Examine the records and identify each line that includes the string "with". Copy those lines.

-- begin Record excerpts --

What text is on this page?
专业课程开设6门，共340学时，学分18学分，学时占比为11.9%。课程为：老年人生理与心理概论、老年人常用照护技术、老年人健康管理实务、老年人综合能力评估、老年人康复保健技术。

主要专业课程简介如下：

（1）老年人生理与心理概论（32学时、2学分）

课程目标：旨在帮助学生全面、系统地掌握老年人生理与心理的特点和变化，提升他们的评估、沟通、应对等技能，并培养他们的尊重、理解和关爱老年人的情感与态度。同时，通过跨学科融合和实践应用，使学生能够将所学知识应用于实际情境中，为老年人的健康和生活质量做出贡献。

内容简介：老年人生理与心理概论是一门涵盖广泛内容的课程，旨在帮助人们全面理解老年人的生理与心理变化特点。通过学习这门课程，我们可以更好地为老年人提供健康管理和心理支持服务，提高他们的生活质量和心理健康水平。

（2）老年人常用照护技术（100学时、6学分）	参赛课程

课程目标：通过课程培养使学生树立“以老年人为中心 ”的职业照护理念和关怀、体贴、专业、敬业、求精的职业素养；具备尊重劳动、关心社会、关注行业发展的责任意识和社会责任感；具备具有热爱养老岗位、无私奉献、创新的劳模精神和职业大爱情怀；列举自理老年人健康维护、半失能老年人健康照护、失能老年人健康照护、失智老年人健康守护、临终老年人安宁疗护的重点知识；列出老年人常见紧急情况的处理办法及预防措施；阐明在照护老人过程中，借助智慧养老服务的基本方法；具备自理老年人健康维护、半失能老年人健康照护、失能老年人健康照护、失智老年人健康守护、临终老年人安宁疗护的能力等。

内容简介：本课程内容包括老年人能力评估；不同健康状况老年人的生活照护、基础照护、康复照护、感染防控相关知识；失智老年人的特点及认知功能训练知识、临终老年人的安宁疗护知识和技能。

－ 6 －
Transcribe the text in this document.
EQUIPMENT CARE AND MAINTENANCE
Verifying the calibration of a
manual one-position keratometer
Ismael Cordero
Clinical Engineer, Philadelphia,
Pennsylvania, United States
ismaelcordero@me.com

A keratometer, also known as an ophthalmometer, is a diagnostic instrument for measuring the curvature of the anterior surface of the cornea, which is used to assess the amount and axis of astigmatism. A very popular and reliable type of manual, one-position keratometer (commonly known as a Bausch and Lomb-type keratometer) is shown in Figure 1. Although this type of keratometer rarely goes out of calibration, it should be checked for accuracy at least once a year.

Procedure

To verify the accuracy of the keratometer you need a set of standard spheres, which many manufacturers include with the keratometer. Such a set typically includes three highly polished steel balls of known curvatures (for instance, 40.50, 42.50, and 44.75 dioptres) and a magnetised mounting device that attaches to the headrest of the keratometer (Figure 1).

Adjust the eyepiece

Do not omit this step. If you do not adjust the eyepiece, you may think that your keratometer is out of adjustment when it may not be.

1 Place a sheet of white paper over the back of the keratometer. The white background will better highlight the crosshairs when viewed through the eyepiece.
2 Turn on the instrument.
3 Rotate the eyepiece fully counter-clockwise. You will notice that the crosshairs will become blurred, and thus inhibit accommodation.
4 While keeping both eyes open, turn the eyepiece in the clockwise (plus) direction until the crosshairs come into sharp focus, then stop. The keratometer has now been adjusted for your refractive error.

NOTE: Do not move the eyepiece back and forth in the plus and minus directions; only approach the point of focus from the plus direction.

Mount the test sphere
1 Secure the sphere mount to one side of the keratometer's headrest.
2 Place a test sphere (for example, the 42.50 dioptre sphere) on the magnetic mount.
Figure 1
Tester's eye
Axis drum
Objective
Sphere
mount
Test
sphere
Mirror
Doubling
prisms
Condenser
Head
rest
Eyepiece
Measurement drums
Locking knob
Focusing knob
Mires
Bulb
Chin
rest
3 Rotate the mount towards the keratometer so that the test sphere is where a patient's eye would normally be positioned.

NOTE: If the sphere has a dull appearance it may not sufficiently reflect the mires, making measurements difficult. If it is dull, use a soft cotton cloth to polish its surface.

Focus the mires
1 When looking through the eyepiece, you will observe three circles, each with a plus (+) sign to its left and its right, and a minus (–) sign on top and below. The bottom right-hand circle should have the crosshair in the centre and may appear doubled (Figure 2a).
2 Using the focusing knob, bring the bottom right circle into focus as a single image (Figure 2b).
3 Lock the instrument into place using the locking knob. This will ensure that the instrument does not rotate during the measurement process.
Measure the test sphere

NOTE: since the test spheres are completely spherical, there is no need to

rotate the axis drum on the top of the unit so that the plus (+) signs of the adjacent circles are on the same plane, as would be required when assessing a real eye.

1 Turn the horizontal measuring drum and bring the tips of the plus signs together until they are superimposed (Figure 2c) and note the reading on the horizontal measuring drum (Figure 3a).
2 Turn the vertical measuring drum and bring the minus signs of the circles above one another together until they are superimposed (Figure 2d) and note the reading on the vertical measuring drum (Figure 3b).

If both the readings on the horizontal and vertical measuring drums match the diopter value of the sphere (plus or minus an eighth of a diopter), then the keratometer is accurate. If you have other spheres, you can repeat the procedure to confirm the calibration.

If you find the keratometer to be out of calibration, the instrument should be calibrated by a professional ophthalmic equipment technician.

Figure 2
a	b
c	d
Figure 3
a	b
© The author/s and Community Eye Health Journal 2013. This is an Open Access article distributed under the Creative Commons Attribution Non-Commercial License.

-- end Record excerpts --

## Completed exercise
To verify the accuracy of the keratometer you need a set of standard spheres, which many manufacturers include with the keratometer. Such a set typically includes three highly polished steel balls of known curvatures (for instance, 40.50, 42.50, and 44.75 dioptres) and a magnetised mounting device that attaches to the headrest of the keratometer (Figure 1).
1 When looking through the eyepiece, you will observe three circles, each with a plus (+) sign to its left and its right, and a minus (–) sign on top and below. The bottom right-hand circle should have the crosshair in the centre and may appear doubled (Figure 2a).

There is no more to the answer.